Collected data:
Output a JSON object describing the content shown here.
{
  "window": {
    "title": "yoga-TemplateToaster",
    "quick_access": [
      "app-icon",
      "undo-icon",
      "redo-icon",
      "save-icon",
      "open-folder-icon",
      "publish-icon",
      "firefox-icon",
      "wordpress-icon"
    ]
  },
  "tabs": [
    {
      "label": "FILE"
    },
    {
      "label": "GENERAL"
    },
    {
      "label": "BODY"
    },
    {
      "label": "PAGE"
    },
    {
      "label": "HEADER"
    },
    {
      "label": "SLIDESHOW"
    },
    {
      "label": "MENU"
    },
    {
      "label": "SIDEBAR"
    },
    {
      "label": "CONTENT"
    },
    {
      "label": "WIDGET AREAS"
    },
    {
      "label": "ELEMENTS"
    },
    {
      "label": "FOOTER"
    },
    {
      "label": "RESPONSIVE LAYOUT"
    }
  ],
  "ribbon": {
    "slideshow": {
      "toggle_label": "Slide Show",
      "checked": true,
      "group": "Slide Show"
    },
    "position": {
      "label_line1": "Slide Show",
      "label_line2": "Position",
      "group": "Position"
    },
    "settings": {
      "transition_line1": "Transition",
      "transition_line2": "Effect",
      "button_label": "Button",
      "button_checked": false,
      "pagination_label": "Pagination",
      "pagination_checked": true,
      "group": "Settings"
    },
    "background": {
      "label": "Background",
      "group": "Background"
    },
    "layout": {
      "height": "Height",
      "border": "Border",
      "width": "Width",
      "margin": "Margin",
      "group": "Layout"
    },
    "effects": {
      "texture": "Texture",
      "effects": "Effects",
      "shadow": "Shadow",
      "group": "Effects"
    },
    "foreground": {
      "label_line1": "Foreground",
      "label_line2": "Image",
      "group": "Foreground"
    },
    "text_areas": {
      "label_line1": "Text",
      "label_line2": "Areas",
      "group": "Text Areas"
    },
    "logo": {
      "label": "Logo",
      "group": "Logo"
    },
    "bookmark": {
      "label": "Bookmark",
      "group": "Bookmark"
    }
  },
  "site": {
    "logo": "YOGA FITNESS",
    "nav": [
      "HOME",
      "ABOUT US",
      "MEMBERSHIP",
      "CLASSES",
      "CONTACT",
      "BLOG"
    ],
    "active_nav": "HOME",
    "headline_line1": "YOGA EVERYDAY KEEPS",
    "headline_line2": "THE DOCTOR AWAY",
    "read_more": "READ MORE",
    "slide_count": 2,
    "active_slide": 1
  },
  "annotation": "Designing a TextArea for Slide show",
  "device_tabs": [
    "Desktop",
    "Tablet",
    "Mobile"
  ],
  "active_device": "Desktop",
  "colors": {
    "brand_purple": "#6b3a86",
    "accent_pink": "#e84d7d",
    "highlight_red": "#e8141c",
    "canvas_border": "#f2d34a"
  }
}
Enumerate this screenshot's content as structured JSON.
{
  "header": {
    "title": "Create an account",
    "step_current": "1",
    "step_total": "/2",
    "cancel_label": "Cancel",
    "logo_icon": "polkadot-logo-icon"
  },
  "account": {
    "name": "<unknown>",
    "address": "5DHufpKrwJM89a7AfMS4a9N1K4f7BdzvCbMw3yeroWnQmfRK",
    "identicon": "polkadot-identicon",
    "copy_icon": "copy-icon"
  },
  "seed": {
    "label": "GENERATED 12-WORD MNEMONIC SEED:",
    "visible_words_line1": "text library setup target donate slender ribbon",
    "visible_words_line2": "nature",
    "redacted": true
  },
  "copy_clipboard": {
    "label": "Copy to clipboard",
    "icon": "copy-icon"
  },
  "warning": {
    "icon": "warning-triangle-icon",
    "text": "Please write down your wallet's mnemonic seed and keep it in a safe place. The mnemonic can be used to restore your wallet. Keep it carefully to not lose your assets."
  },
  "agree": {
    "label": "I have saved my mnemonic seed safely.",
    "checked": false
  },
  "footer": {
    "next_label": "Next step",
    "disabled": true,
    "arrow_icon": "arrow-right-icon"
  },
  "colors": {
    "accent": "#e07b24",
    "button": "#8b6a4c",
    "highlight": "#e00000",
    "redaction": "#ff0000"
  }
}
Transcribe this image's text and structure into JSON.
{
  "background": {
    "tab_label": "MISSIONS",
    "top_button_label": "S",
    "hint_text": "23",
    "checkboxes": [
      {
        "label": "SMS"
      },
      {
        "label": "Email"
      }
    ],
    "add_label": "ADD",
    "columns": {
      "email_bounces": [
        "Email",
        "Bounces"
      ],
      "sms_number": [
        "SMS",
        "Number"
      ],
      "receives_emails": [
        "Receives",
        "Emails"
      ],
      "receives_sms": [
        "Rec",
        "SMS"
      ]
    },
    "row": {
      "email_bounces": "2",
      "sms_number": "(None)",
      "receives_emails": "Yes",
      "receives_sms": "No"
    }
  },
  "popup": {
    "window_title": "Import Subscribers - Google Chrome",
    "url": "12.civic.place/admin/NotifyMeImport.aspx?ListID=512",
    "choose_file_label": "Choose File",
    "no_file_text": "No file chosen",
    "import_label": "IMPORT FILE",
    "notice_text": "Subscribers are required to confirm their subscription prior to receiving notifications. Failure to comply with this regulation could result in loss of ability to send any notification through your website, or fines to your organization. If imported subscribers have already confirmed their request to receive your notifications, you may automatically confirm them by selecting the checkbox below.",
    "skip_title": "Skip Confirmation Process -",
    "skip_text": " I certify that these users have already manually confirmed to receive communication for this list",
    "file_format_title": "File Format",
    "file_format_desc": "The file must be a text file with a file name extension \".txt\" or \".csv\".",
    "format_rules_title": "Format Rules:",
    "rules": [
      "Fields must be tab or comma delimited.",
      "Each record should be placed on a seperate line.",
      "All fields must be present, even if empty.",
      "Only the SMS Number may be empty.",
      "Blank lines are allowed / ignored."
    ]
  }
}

Task to carry out: Write out the material exactly as given.

Complete output:
Output a JSON object describing the content shown here.
{
  "window": {
    "title": "yoga-TemplateToaster",
    "quick_access": [
      "app-icon",
      "undo-icon",
      "redo-icon",
      "save-icon",
      "open-folder-icon",
      "publish-icon",
      "firefox-icon",
      "wordpress-icon"
    ]
  },
  "tabs": [
    {
      "label": "FILE"
    },
    {
      "label": "GENERAL"
    },
    {
      "label": "BODY"
    },
    {
      "label": "PAGE"
    },
    {
      "label": "HEADER"
    },
    {
      "label": "SLIDESHOW"
    },
    {
      "label": "MENU"
    },
    {
      "label": "SIDEBAR"
    },
    {
      "label": "CONTENT"
    },
    {
      "label": "WIDGET AREAS"
    },
    {
      "label": "ELEMENTS"
    },
    {
      "label": "FOOTER"
    },
    {
      "label": "RESPONSIVE LAYOUT"
    }
  ],
  "ribbon": {
    "slideshow": {
      "toggle_label": "Slide Show",
      "checked": true,
      "group": "Slide Show"
    },
    "position": {
      "label_line1": "Slide Show",
      "label_line2": "Position",
      "group": "Position"
    },
    "settings": {
      "transition_line1": "Transition",
      "transition_line2": "Effect",
      "button_label": "Button",
      "button_checked": false,
      "pagination_label": "Pagination",
      "pagination_checked": true,
      "group": "Settings"
    },
    "background": {
      "label": "Background",
      "group": "Background"
    },
    "layout": {
      "height": "Height",
      "border": "Border",
      "width": "Width",
      "margin": "Margin",
      "group": "Layout"
    },
    "effects": {
      "texture": "Texture",
      "effects": "Effects",
      "shadow": "Shadow",
      "group": "Effects"
    },
    "foreground": {
      "label_line1": "Foreground",
      "label_line2": "Image",
      "group": "Foreground"
    },
    "text_areas": {
      "label_line1": "Text",
      "label_line2": "Areas",
      "group": "Text Areas"
    },
    "logo": {
      "label": "Logo",
      "group": "Logo"
    },
    "bookmark": {
      "label": "Bookmark",
      "group": "Bookmark"
    }
  },
  "site": {
    "logo": "YOGA FITNESS",
    "nav": [
      "HOME",
      "ABOUT US",
      "MEMBERSHIP",
      "CLASSES",
      "CONTACT",
      "BLOG"
    ],
    "active_nav": "HOME",
    "headline_line1": "YOGA EVERYDAY KEEPS",
    "headline_line2": "THE DOCTOR AWAY",
    "read_more": "READ MORE",
    "slide_count": 2,
    "active_slide": 1
  },
  "annotation": "Designing a TextArea for Slide show",
  "device_tabs": [
    "Desktop",
    "Tablet",
    "Mobile"
  ],
  "active_device": "Desktop",
  "colors": {
    "brand_purple": "#6b3a86",
    "accent_pink": "#e84d7d",
    "highlight_red": "#e8141c",
    "canvas_border": "#f2d34a"
  }
}
Enumerate this screenshot's content as structured JSON.
{
  "header": {
    "title": "Create an account",
    "step_current": "1",
    "step_total": "/2",
    "cancel_label": "Cancel",
    "logo_icon": "polkadot-logo-icon"
  },
  "account": {
    "name": "<unknown>",
    "address": "5DHufpKrwJM89a7AfMS4a9N1K4f7BdzvCbMw3yeroWnQmfRK",
    "identicon": "polkadot-identicon",
    "copy_icon": "copy-icon"
  },
  "seed": {
    "label": "GENERATED 12-WORD MNEMONIC SEED:",
    "visible_words_line1": "text library setup target donate slender ribbon",
    "visible_words_line2": "nature",
    "redacted": true
  },
  "copy_clipboard": {
    "label": "Copy to clipboard",
    "icon": "copy-icon"
  },
  "warning": {
    "icon": "warning-triangle-icon",
    "text": "Please write down your wallet's mnemonic seed and keep it in a safe place. The mnemonic can be used to restore your wallet. Keep it carefully to not lose your assets."
  },
  "agree": {
    "label": "I have saved my mnemonic seed safely.",
    "checked": false
  },
  "footer": {
    "next_label": "Next step",
    "disabled": true,
    "arrow_icon": "arrow-right-icon"
  },
  "colors": {
    "accent": "#e07b24",
    "button": "#8b6a4c",
    "highlight": "#e00000",
    "redaction": "#ff0000"
  }
}
Transcribe this image's text and structure into JSON.
{
  "background": {
    "tab_label": "MISSIONS",
    "top_button_label": "S",
    "hint_text": "23",
    "checkboxes": [
      {
        "label": "SMS"
      },
      {
        "label": "Email"
      }
    ],
    "add_label": "ADD",
    "columns": {
      "email_bounces": [
        "Email",
        "Bounces"
      ],
      "sms_number": [
        "SMS",
        "Number"
      ],
      "receives_emails": [
        "Receives",
        "Emails"
      ],
      "receives_sms": [
        "Rec",
        "SMS"
      ]
    },
    "row": {
      "email_bounces": "2",
      "sms_number": "(None)",
      "receives_emails": "Yes",
      "receives_sms": "No"
    }
  },
  "popup": {
    "window_title": "Import Subscribers - Google Chrome",
    "url": "12.civic.place/admin/NotifyMeImport.aspx?ListID=512",
    "choose_file_label": "Choose File",
    "no_file_text": "No file chosen",
    "import_label": "IMPORT FILE",
    "notice_text": "Subscribers are required to confirm their subscription prior to receiving notifications. Failure to comply with this regulation could result in loss of ability to send any notification through your website, or fines to your organization. If imported subscribers have already confirmed their request to receive your notifications, you may automatically confirm them by selecting the checkbox below.",
    "skip_title": "Skip Confirmation Process -",
    "skip_text": " I certify that these users have already manually confirmed to receive communication for this list",
    "file_format_title": "File Format",
    "file_format_desc": "The file must be a text file with a file name extension \".txt\" or \".csv\".",
    "format_rules_title": "Format Rules:",
    "rules": [
      "Fields must be tab or comma delimited.",
      "Each record should be placed on a seperate line.",
      "All fields must be present, even if empty.",
      "Only the SMS Number may be empty.",
      "Blank lines are allowed / ignored."
    ]
  }
}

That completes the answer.